[Problem details]
Will you give every entry again exactly as it stands?

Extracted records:
-- start --

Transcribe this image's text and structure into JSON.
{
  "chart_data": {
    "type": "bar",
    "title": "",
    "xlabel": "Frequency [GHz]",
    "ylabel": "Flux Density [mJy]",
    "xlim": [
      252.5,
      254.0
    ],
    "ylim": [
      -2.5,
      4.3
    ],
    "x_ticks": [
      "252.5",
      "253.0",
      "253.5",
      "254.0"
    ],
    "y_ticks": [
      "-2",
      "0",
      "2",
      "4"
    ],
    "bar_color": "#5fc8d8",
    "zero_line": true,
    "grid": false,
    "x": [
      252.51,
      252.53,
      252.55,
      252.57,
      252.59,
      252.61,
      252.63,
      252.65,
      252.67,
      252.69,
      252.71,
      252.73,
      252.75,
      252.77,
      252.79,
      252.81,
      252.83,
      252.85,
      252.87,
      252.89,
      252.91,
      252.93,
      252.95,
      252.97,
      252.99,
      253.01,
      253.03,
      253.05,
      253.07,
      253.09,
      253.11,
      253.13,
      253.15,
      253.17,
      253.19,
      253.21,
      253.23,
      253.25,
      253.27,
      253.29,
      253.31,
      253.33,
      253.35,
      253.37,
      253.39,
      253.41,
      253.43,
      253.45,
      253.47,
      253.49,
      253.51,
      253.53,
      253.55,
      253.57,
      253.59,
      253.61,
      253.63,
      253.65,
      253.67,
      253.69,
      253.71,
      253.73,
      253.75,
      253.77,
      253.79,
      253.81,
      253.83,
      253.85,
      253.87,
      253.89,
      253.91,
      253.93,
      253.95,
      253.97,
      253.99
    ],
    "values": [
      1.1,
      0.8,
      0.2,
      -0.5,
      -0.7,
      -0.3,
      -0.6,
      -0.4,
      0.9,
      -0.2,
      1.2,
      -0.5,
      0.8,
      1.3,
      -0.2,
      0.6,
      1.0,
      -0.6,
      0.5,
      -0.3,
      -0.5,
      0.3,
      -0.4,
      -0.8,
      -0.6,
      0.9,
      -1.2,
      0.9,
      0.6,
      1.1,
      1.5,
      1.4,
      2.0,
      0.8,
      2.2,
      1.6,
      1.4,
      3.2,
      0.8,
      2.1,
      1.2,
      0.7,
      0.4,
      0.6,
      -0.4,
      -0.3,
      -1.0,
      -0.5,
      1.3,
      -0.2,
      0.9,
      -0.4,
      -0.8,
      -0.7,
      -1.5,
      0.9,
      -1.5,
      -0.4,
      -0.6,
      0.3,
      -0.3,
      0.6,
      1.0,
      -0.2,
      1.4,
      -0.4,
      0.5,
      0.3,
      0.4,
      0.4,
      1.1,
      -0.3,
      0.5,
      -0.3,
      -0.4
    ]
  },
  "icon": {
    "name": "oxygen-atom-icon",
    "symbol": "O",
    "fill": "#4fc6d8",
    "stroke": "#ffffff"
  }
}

-- end --

[The answer]
Transcribe this image's text and structure into JSON.
{
  "chart_data": {
    "type": "bar",
    "title": "",
    "xlabel": "Frequency [GHz]",
    "ylabel": "Flux Density [mJy]",
    "xlim": [
      252.5,
      254.0
    ],
    "ylim": [
      -2.5,
      4.3
    ],
    "x_ticks": [
      "252.5",
      "253.0",
      "253.5",
      "254.0"
    ],
    "y_ticks": [
      "-2",
      "0",
      "2",
      "4"
    ],
    "bar_color": "#5fc8d8",
    "zero_line": true,
    "grid": false,
    "x": [
      252.51,
      252.53,
      252.55,
      252.57,
      252.59,
      252.61,
      252.63,
      252.65,
      252.67,
      252.69,
      252.71,
      252.73,
      252.75,
      252.77,
      252.79,
      252.81,
      252.83,
      252.85,
      252.87,
      252.89,
      252.91,
      252.93,
      252.95,
      252.97,
      252.99,
      253.01,
      253.03,
      253.05,
      253.07,
      253.09,
      253.11,
      253.13,
      253.15,
      253.17,
      253.19,
      253.21,
      253.23,
      253.25,
      253.27,
      253.29,
      253.31,
      253.33,
      253.35,
      253.37,
      253.39,
      253.41,
      253.43,
      253.45,
      253.47,
      253.49,
      253.51,
      253.53,
      253.55,
      253.57,
      253.59,
      253.61,
      253.63,
      253.65,
      253.67,
      253.69,
      253.71,
      253.73,
      253.75,
      253.77,
      253.79,
      253.81,
      253.83,
      253.85,
      253.87,
      253.89,
      253.91,
      253.93,
      253.95,
      253.97,
      253.99
    ],
    "values": [
      1.1,
      0.8,
      0.2,
      -0.5,
      -0.7,
      -0.3,
      -0.6,
      -0.4,
      0.9,
      -0.2,
      1.2,
      -0.5,
      0.8,
      1.3,
      -0.2,
      0.6,
      1.0,
      -0.6,
      0.5,
      -0.3,
      -0.5,
      0.3,
      -0.4,
      -0.8,
      -0.6,
      0.9,
      -1.2,
      0.9,
      0.6,
      1.1,
      1.5,
      1.4,
      2.0,
      0.8,
      2.2,
      1.6,
      1.4,
      3.2,
      0.8,
      2.1,
      1.2,
      0.7,
      0.4,
      0.6,
      -0.4,
      -0.3,
      -1.0,
      -0.5,
      1.3,
      -0.2,
      0.9,
      -0.4,
      -0.8,
      -0.7,
      -1.5,
      0.9,
      -1.5,
      -0.4,
      -0.6,
      0.3,
      -0.3,
      0.6,
      1.0,
      -0.2,
      1.4,
      -0.4,
      0.5,
      0.3,
      0.4,
      0.4,
      1.1,
      -0.3,
      0.5,
      -0.3,
      -0.4
    ]
  },
  "icon": {
    "name": "oxygen-atom-icon",
    "symbol": "O",
    "fill": "#4fc6d8",
    "stroke": "#ffffff"
  }
}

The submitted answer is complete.